Work instructions:
Without including any pictures, write out all the entries exactly.

Input for this task:
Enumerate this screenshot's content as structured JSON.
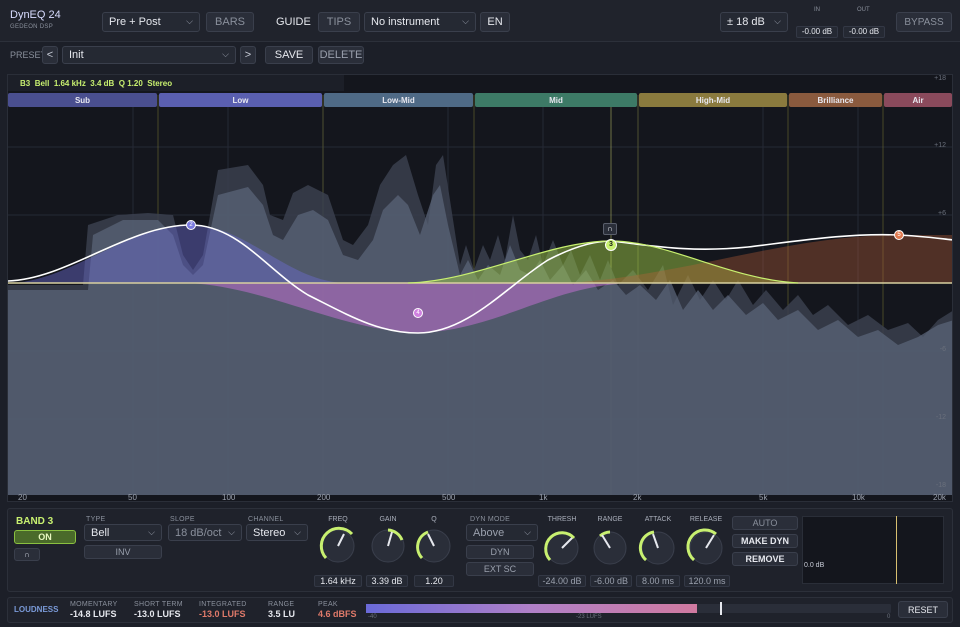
{
  "header": {
    "app_title": "DynEQ 24",
    "vendor": "GEDEON DSP",
    "mode_select": "Pre + Post",
    "bars": "BARS",
    "guide": "GUIDE",
    "tips": "TIPS",
    "instrument": "No instrument",
    "lang": "EN",
    "range": "± 18 dB",
    "in_label": "IN",
    "out_label": "OUT",
    "in_value": "-0.00 dB",
    "out_value": "-0.00 dB",
    "bypass": "BYPASS"
  },
  "preset": {
    "label": "PRESET",
    "prev": "<",
    "next": ">",
    "name": "Init",
    "save": "SAVE",
    "delete": "DELETE"
  },
  "band_info": {
    "band": "B3",
    "type": "Bell",
    "freq": "1.64 kHz",
    "gain": "3.4 dB",
    "q": "Q 1.20",
    "mode": "Stereo"
  },
  "bands": [
    "Sub",
    "Low",
    "Low-Mid",
    "Mid",
    "High-Mid",
    "Brilliance",
    "Air"
  ],
  "db_scale": [
    "+18",
    "+12",
    "+6",
    "-6",
    "-12",
    "-18"
  ],
  "freq_scale": [
    "20",
    "50",
    "100",
    "200",
    "500",
    "1k",
    "2k",
    "5k",
    "10k",
    "20k"
  ],
  "nodes": [
    "1",
    "2",
    "3",
    "4",
    "5"
  ],
  "controls": {
    "band_title": "BAND 3",
    "on": "ON",
    "type_label": "TYPE",
    "type": "Bell",
    "inv": "INV",
    "slope_label": "SLOPE",
    "slope": "18 dB/oct",
    "channel_label": "CHANNEL",
    "channel": "Stereo",
    "freq_label": "FREQ",
    "freq": "1.64 kHz",
    "gain_label": "GAIN",
    "gain": "3.39 dB",
    "q_label": "Q",
    "q": "1.20",
    "dyn_mode_label": "DYN MODE",
    "dyn_mode": "Above",
    "dyn": "DYN",
    "ext_sc": "EXT SC",
    "thresh_label": "THRESH",
    "thresh": "-24.00 dB",
    "range_label": "RANGE",
    "range": "-6.00 dB",
    "attack_label": "ATTACK",
    "attack": "8.00 ms",
    "release_label": "RELEASE",
    "release": "120.0 ms",
    "auto": "AUTO",
    "make_dyn": "MAKE DYN",
    "remove": "REMOVE",
    "gr_value": "0.0 dB"
  },
  "loudness": {
    "title": "LOUDNESS",
    "momentary_label": "MOMENTARY",
    "momentary": "-14.8 LUFS",
    "short_label": "SHORT TERM",
    "short": "-13.0 LUFS",
    "integrated_label": "INTEGRATED",
    "integrated": "-13.0 LUFS",
    "range_label": "RANGE",
    "range": "3.5 LU",
    "peak_label": "PEAK",
    "peak": "4.6 dBFS",
    "scale_min": "-40",
    "scale_target": "-23 LUFS",
    "scale_max": "0",
    "reset": "RESET"
  },
  "colors": {
    "accent": "#b9e36b",
    "band_sub": "#4a4f8f",
    "band_low": "#5a5fb0",
    "band_lowmid": "#4f6a86",
    "band_mid": "#3d7a66",
    "band_highmid": "#8a7a3e",
    "band_brill": "#8a5a3e",
    "band_air": "#8a4a5c"
  }
}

Exercise solution:
Enumerate this screenshot's content as structured JSON.
{
  "header": {
    "app_title": "DynEQ 24",
    "vendor": "GEDEON DSP",
    "mode_select": "Pre + Post",
    "bars": "BARS",
    "guide": "GUIDE",
    "tips": "TIPS",
    "instrument": "No instrument",
    "lang": "EN",
    "range": "± 18 dB",
    "in_label": "IN",
    "out_label": "OUT",
    "in_value": "-0.00 dB",
    "out_value": "-0.00 dB",
    "bypass": "BYPASS"
  },
  "preset": {
    "label": "PRESET",
    "prev": "<",
    "next": ">",
    "name": "Init",
    "save": "SAVE",
    "delete": "DELETE"
  },
  "band_info": {
    "band": "B3",
    "type": "Bell",
    "freq": "1.64 kHz",
    "gain": "3.4 dB",
    "q": "Q 1.20",
    "mode": "Stereo"
  },
  "bands": [
    "Sub",
    "Low",
    "Low-Mid",
    "Mid",
    "High-Mid",
    "Brilliance",
    "Air"
  ],
  "db_scale": [
    "+18",
    "+12",
    "+6",
    "-6",
    "-12",
    "-18"
  ],
  "freq_scale": [
    "20",
    "50",
    "100",
    "200",
    "500",
    "1k",
    "2k",
    "5k",
    "10k",
    "20k"
  ],
  "nodes": [
    "1",
    "2",
    "3",
    "4",
    "5"
  ],
  "controls": {
    "band_title": "BAND 3",
    "on": "ON",
    "type_label": "TYPE",
    "type": "Bell",
    "inv": "INV",
    "slope_label": "SLOPE",
    "slope": "18 dB/oct",
    "channel_label": "CHANNEL",
    "channel": "Stereo",
    "freq_label": "FREQ",
    "freq": "1.64 kHz",
    "gain_label": "GAIN",
    "gain": "3.39 dB",
    "q_label": "Q",
    "q": "1.20",
    "dyn_mode_label": "DYN MODE",
    "dyn_mode": "Above",
    "dyn": "DYN",
    "ext_sc": "EXT SC",
    "thresh_label": "THRESH",
    "thresh": "-24.00 dB",
    "range_label": "RANGE",
    "range": "-6.00 dB",
    "attack_label": "ATTACK",
    "attack": "8.00 ms",
    "release_label": "RELEASE",
    "release": "120.0 ms",
    "auto": "AUTO",
    "make_dyn": "MAKE DYN",
    "remove": "REMOVE",
    "gr_value": "0.0 dB"
  },
  "loudness": {
    "title": "LOUDNESS",
    "momentary_label": "MOMENTARY",
    "momentary": "-14.8 LUFS",
    "short_label": "SHORT TERM",
    "short": "-13.0 LUFS",
    "integrated_label": "INTEGRATED",
    "integrated": "-13.0 LUFS",
    "range_label": "RANGE",
    "range": "3.5 LU",
    "peak_label": "PEAK",
    "peak": "4.6 dBFS",
    "scale_min": "-40",
    "scale_target": "-23 LUFS",
    "scale_max": "0",
    "reset": "RESET"
  },
  "colors": {
    "accent": "#b9e36b",
    "band_sub": "#4a4f8f",
    "band_low": "#5a5fb0",
    "band_lowmid": "#4f6a86",
    "band_mid": "#3d7a66",
    "band_highmid": "#8a7a3e",
    "band_brill": "#8a5a3e",
    "band_air": "#8a4a5c"
  }
}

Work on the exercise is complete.